What you should do: Beneath this sentence is a set of records; write each of them out exactly.
----- Dataset records
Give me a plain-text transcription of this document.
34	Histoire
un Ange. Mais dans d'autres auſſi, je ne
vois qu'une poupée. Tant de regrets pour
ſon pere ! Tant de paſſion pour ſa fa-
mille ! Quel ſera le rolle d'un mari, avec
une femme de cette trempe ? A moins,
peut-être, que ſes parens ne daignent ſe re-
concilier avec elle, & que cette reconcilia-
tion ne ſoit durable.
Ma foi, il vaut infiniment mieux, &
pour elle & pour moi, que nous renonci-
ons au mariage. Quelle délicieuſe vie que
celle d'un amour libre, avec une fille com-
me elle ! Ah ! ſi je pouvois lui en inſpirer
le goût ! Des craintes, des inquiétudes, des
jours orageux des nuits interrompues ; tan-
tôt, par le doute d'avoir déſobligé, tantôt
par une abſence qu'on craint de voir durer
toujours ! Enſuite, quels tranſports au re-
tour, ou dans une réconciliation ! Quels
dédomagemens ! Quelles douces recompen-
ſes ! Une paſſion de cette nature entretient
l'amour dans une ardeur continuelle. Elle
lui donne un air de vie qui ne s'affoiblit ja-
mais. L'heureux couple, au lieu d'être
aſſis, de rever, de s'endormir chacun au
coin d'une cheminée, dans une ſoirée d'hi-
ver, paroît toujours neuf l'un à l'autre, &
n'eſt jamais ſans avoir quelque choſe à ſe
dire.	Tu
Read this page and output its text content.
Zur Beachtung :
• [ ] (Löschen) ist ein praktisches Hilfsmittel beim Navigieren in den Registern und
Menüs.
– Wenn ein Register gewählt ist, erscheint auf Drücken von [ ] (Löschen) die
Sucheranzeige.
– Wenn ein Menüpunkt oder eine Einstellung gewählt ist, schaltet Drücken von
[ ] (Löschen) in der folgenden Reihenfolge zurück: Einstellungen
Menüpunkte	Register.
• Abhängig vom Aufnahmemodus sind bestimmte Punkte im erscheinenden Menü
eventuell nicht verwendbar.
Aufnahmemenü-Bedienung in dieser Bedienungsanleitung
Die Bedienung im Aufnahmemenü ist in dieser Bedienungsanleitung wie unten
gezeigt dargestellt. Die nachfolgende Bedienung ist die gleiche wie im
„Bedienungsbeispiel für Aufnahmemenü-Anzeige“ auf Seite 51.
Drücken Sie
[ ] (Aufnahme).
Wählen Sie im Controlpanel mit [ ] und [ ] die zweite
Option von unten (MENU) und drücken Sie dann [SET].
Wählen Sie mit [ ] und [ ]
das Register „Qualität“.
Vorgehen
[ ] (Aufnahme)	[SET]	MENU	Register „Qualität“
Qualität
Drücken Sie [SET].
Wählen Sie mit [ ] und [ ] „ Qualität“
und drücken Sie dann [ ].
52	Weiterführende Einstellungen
----------
Complete output:
Give me a plain-text transcription of this document.
34	Histoire
un Ange. Mais dans d'autres auſſi, je ne
vois qu'une poupée. Tant de regrets pour
ſon pere ! Tant de paſſion pour ſa fa-
mille ! Quel ſera le rolle d'un mari, avec
une femme de cette trempe ? A moins,
peut-être, que ſes parens ne daignent ſe re-
concilier avec elle, & que cette reconcilia-
tion ne ſoit durable.
Ma foi, il vaut infiniment mieux, &
pour elle & pour moi, que nous renonci-
ons au mariage. Quelle délicieuſe vie que
celle d'un amour libre, avec une fille com-
me elle ! Ah ! ſi je pouvois lui en inſpirer
le goût ! Des craintes, des inquiétudes, des
jours orageux des nuits interrompues ; tan-
tôt, par le doute d'avoir déſobligé, tantôt
par une abſence qu'on craint de voir durer
toujours ! Enſuite, quels tranſports au re-
tour, ou dans une réconciliation ! Quels
dédomagemens ! Quelles douces recompen-
ſes ! Une paſſion de cette nature entretient
l'amour dans une ardeur continuelle. Elle
lui donne un air de vie qui ne s'affoiblit ja-
mais. L'heureux couple, au lieu d'être
aſſis, de rever, de s'endormir chacun au
coin d'une cheminée, dans une ſoirée d'hi-
ver, paroît toujours neuf l'un à l'autre, &
n'eſt jamais ſans avoir quelque choſe à ſe
dire.	Tu
Read this page and output its text content.
Zur Beachtung :
• [ ] (Löschen) ist ein praktisches Hilfsmittel beim Navigieren in den Registern und
Menüs.
– Wenn ein Register gewählt ist, erscheint auf Drücken von [ ] (Löschen) die
Sucheranzeige.
– Wenn ein Menüpunkt oder eine Einstellung gewählt ist, schaltet Drücken von
[ ] (Löschen) in der folgenden Reihenfolge zurück: Einstellungen
Menüpunkte	Register.
• Abhängig vom Aufnahmemodus sind bestimmte Punkte im erscheinenden Menü
eventuell nicht verwendbar.
Aufnahmemenü-Bedienung in dieser Bedienungsanleitung
Die Bedienung im Aufnahmemenü ist in dieser Bedienungsanleitung wie unten
gezeigt dargestellt. Die nachfolgende Bedienung ist die gleiche wie im
„Bedienungsbeispiel für Aufnahmemenü-Anzeige“ auf Seite 51.
Drücken Sie
[ ] (Aufnahme).
Wählen Sie im Controlpanel mit [ ] und [ ] die zweite
Option von unten (MENU) und drücken Sie dann [SET].
Wählen Sie mit [ ] und [ ]
das Register „Qualität“.
Vorgehen
[ ] (Aufnahme)	[SET]	MENU	Register „Qualität“
Qualität
Drücken Sie [SET].
Wählen Sie mit [ ] und [ ] „ Qualität“
und drücken Sie dann [ ].
52	Weiterführende Einstellungen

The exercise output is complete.